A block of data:
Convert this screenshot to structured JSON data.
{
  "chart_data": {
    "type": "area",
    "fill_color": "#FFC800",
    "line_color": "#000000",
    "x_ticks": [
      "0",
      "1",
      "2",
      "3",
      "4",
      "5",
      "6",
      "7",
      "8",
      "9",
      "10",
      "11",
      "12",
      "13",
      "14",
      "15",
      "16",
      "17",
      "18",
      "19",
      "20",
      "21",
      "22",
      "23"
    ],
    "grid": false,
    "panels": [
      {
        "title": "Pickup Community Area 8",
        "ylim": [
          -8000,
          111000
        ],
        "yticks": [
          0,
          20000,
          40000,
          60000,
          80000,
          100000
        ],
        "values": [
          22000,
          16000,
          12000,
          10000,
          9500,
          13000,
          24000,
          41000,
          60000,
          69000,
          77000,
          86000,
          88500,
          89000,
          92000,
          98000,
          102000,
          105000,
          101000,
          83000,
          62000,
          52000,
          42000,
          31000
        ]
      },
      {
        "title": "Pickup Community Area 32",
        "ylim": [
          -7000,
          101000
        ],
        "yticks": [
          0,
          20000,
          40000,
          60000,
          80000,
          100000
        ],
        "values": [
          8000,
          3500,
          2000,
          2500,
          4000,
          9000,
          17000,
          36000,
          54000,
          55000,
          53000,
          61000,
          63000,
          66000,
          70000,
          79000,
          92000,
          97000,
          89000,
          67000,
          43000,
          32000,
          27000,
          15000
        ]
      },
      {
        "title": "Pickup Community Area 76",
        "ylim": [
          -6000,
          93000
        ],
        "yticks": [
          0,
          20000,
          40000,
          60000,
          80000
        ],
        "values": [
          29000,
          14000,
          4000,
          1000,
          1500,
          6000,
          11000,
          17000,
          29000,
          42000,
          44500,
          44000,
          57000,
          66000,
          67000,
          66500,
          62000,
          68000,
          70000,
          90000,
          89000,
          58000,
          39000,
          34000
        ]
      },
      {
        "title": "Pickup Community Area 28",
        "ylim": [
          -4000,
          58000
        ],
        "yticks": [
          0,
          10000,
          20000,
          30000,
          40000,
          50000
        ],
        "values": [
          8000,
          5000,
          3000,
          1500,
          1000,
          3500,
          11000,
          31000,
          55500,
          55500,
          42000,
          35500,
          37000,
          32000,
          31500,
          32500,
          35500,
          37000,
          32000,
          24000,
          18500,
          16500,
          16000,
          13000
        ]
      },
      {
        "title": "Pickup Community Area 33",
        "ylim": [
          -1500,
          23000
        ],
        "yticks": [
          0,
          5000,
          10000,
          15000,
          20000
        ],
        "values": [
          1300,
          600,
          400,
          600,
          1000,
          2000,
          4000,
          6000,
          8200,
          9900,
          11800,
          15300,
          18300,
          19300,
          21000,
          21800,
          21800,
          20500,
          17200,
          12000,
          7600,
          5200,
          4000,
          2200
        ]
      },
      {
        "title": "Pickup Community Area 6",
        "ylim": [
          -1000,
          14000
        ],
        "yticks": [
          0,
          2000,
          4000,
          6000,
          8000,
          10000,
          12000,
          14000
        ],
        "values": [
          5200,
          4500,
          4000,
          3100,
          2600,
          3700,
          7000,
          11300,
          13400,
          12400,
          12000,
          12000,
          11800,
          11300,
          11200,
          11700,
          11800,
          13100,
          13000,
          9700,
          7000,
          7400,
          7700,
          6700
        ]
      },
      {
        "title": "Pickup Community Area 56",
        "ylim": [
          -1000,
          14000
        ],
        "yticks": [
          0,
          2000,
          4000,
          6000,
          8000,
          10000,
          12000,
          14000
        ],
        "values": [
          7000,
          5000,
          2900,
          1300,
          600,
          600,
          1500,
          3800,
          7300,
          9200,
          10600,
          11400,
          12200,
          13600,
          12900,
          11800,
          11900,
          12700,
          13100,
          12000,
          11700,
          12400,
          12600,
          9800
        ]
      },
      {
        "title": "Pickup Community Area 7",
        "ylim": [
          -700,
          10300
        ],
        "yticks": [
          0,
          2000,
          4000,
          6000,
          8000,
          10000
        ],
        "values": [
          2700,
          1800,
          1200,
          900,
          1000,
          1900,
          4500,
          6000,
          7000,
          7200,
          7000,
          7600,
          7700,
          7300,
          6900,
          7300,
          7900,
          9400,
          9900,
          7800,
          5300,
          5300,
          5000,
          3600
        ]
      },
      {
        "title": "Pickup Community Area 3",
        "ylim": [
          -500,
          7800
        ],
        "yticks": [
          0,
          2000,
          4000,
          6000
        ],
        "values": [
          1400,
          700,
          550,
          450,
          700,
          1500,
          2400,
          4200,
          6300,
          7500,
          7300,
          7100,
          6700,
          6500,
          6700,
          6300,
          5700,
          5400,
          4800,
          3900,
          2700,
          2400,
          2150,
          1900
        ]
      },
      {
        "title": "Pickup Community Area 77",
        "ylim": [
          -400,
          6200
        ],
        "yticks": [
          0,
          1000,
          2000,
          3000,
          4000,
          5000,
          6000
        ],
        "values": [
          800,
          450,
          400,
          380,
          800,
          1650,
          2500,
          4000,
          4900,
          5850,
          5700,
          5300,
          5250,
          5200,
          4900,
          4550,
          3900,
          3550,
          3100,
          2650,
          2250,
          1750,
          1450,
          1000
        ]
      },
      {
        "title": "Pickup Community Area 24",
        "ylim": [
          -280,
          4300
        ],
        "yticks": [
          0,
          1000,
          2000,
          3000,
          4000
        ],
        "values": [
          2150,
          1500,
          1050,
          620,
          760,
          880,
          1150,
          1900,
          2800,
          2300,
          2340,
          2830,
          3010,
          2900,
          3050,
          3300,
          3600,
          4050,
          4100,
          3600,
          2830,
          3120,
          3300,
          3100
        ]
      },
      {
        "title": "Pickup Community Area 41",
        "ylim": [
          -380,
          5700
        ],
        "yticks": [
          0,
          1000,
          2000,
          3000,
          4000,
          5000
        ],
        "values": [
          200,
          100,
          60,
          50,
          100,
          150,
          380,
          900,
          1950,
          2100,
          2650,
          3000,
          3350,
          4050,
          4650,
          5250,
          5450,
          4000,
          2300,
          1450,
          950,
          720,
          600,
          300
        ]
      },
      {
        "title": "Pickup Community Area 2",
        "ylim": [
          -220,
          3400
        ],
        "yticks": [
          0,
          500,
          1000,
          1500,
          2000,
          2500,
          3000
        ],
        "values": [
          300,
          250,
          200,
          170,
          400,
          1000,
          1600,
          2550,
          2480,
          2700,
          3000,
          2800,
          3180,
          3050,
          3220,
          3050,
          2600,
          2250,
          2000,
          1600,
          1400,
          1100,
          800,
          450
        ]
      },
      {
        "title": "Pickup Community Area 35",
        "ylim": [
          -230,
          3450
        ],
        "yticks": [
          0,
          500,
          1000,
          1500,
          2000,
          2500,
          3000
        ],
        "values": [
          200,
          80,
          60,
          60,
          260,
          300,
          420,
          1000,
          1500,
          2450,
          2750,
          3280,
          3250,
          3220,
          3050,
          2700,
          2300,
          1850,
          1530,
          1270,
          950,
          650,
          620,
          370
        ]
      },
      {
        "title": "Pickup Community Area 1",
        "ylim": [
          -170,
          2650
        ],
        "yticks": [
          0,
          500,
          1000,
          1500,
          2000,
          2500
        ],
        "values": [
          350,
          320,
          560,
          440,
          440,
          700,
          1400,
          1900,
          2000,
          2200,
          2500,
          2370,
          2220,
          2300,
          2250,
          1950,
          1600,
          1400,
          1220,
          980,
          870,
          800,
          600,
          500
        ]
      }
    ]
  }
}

## TO BE DONE
Return the material exactly as it stands.

## THE REPLY
Convert this screenshot to structured JSON data.
{
  "chart_data": {
    "type": "area",
    "fill_color": "#FFC800",
    "line_color": "#000000",
    "x_ticks": [
      "0",
      "1",
      "2",
      "3",
      "4",
      "5",
      "6",
      "7",
      "8",
      "9",
      "10",
      "11",
      "12",
      "13",
      "14",
      "15",
      "16",
      "17",
      "18",
      "19",
      "20",
      "21",
      "22",
      "23"
    ],
    "grid": false,
    "panels": [
      {
        "title": "Pickup Community Area 8",
        "ylim": [
          -8000,
          111000
        ],
        "yticks": [
          0,
          20000,
          40000,
          60000,
          80000,
          100000
        ],
        "values": [
          22000,
          16000,
          12000,
          10000,
          9500,
          13000,
          24000,
          41000,
          60000,
          69000,
          77000,
          86000,
          88500,
          89000,
          92000,
          98000,
          102000,
          105000,
          101000,
          83000,
          62000,
          52000,
          42000,
          31000
        ]
      },
      {
        "title": "Pickup Community Area 32",
        "ylim": [
          -7000,
          101000
        ],
        "yticks": [
          0,
          20000,
          40000,
          60000,
          80000,
          100000
        ],
        "values": [
          8000,
          3500,
          2000,
          2500,
          4000,
          9000,
          17000,
          36000,
          54000,
          55000,
          53000,
          61000,
          63000,
          66000,
          70000,
          79000,
          92000,
          97000,
          89000,
          67000,
          43000,
          32000,
          27000,
          15000
        ]
      },
      {
        "title": "Pickup Community Area 76",
        "ylim": [
          -6000,
          93000
        ],
        "yticks": [
          0,
          20000,
          40000,
          60000,
          80000
        ],
        "values": [
          29000,
          14000,
          4000,
          1000,
          1500,
          6000,
          11000,
          17000,
          29000,
          42000,
          44500,
          44000,
          57000,
          66000,
          67000,
          66500,
          62000,
          68000,
          70000,
          90000,
          89000,
          58000,
          39000,
          34000
        ]
      },
      {
        "title": "Pickup Community Area 28",
        "ylim": [
          -4000,
          58000
        ],
        "yticks": [
          0,
          10000,
          20000,
          30000,
          40000,
          50000
        ],
        "values": [
          8000,
          5000,
          3000,
          1500,
          1000,
          3500,
          11000,
          31000,
          55500,
          55500,
          42000,
          35500,
          37000,
          32000,
          31500,
          32500,
          35500,
          37000,
          32000,
          24000,
          18500,
          16500,
          16000,
          13000
        ]
      },
      {
        "title": "Pickup Community Area 33",
        "ylim": [
          -1500,
          23000
        ],
        "yticks": [
          0,
          5000,
          10000,
          15000,
          20000
        ],
        "values": [
          1300,
          600,
          400,
          600,
          1000,
          2000,
          4000,
          6000,
          8200,
          9900,
          11800,
          15300,
          18300,
          19300,
          21000,
          21800,
          21800,
          20500,
          17200,
          12000,
          7600,
          5200,
          4000,
          2200
        ]
      },
      {
        "title": "Pickup Community Area 6",
        "ylim": [
          -1000,
          14000
        ],
        "yticks": [
          0,
          2000,
          4000,
          6000,
          8000,
          10000,
          12000,
          14000
        ],
        "values": [
          5200,
          4500,
          4000,
          3100,
          2600,
          3700,
          7000,
          11300,
          13400,
          12400,
          12000,
          12000,
          11800,
          11300,
          11200,
          11700,
          11800,
          13100,
          13000,
          9700,
          7000,
          7400,
          7700,
          6700
        ]
      },
      {
        "title": "Pickup Community Area 56",
        "ylim": [
          -1000,
          14000
        ],
        "yticks": [
          0,
          2000,
          4000,
          6000,
          8000,
          10000,
          12000,
          14000
        ],
        "values": [
          7000,
          5000,
          2900,
          1300,
          600,
          600,
          1500,
          3800,
          7300,
          9200,
          10600,
          11400,
          12200,
          13600,
          12900,
          11800,
          11900,
          12700,
          13100,
          12000,
          11700,
          12400,
          12600,
          9800
        ]
      },
      {
        "title": "Pickup Community Area 7",
        "ylim": [
          -700,
          10300
        ],
        "yticks": [
          0,
          2000,
          4000,
          6000,
          8000,
          10000
        ],
        "values": [
          2700,
          1800,
          1200,
          900,
          1000,
          1900,
          4500,
          6000,
          7000,
          7200,
          7000,
          7600,
          7700,
          7300,
          6900,
          7300,
          7900,
          9400,
          9900,
          7800,
          5300,
          5300,
          5000,
          3600
        ]
      },
      {
        "title": "Pickup Community Area 3",
        "ylim": [
          -500,
          7800
        ],
        "yticks": [
          0,
          2000,
          4000,
          6000
        ],
        "values": [
          1400,
          700,
          550,
          450,
          700,
          1500,
          2400,
          4200,
          6300,
          7500,
          7300,
          7100,
          6700,
          6500,
          6700,
          6300,
          5700,
          5400,
          4800,
          3900,
          2700,
          2400,
          2150,
          1900
        ]
      },
      {
        "title": "Pickup Community Area 77",
        "ylim": [
          -400,
          6200
        ],
        "yticks": [
          0,
          1000,
          2000,
          3000,
          4000,
          5000,
          6000
        ],
        "values": [
          800,
          450,
          400,
          380,
          800,
          1650,
          2500,
          4000,
          4900,
          5850,
          5700,
          5300,
          5250,
          5200,
          4900,
          4550,
          3900,
          3550,
          3100,
          2650,
          2250,
          1750,
          1450,
          1000
        ]
      },
      {
        "title": "Pickup Community Area 24",
        "ylim": [
          -280,
          4300
        ],
        "yticks": [
          0,
          1000,
          2000,
          3000,
          4000
        ],
        "values": [
          2150,
          1500,
          1050,
          620,
          760,
          880,
          1150,
          1900,
          2800,
          2300,
          2340,
          2830,
          3010,
          2900,
          3050,
          3300,
          3600,
          4050,
          4100,
          3600,
          2830,
          3120,
          3300,
          3100
        ]
      },
      {
        "title": "Pickup Community Area 41",
        "ylim": [
          -380,
          5700
        ],
        "yticks": [
          0,
          1000,
          2000,
          3000,
          4000,
          5000
        ],
        "values": [
          200,
          100,
          60,
          50,
          100,
          150,
          380,
          900,
          1950,
          2100,
          2650,
          3000,
          3350,
          4050,
          4650,
          5250,
          5450,
          4000,
          2300,
          1450,
          950,
          720,
          600,
          300
        ]
      },
      {
        "title": "Pickup Community Area 2",
        "ylim": [
          -220,
          3400
        ],
        "yticks": [
          0,
          500,
          1000,
          1500,
          2000,
          2500,
          3000
        ],
        "values": [
          300,
          250,
          200,
          170,
          400,
          1000,
          1600,
          2550,
          2480,
          2700,
          3000,
          2800,
          3180,
          3050,
          3220,
          3050,
          2600,
          2250,
          2000,
          1600,
          1400,
          1100,
          800,
          450
        ]
      },
      {
        "title": "Pickup Community Area 35",
        "ylim": [
          -230,
          3450
        ],
        "yticks": [
          0,
          500,
          1000,
          1500,
          2000,
          2500,
          3000
        ],
        "values": [
          200,
          80,
          60,
          60,
          260,
          300,
          420,
          1000,
          1500,
          2450,
          2750,
          3280,
          3250,
          3220,
          3050,
          2700,
          2300,
          1850,
          1530,
          1270,
          950,
          650,
          620,
          370
        ]
      },
      {
        "title": "Pickup Community Area 1",
        "ylim": [
          -170,
          2650
        ],
        "yticks": [
          0,
          500,
          1000,
          1500,
          2000,
          2500
        ],
        "values": [
          350,
          320,
          560,
          440,
          440,
          700,
          1400,
          1900,
          2000,
          2200,
          2500,
          2370,
          2220,
          2300,
          2250,
          1950,
          1600,
          1400,
          1220,
          980,
          870,
          800,
          600,
          500
        ]
      }
    ]
  }
}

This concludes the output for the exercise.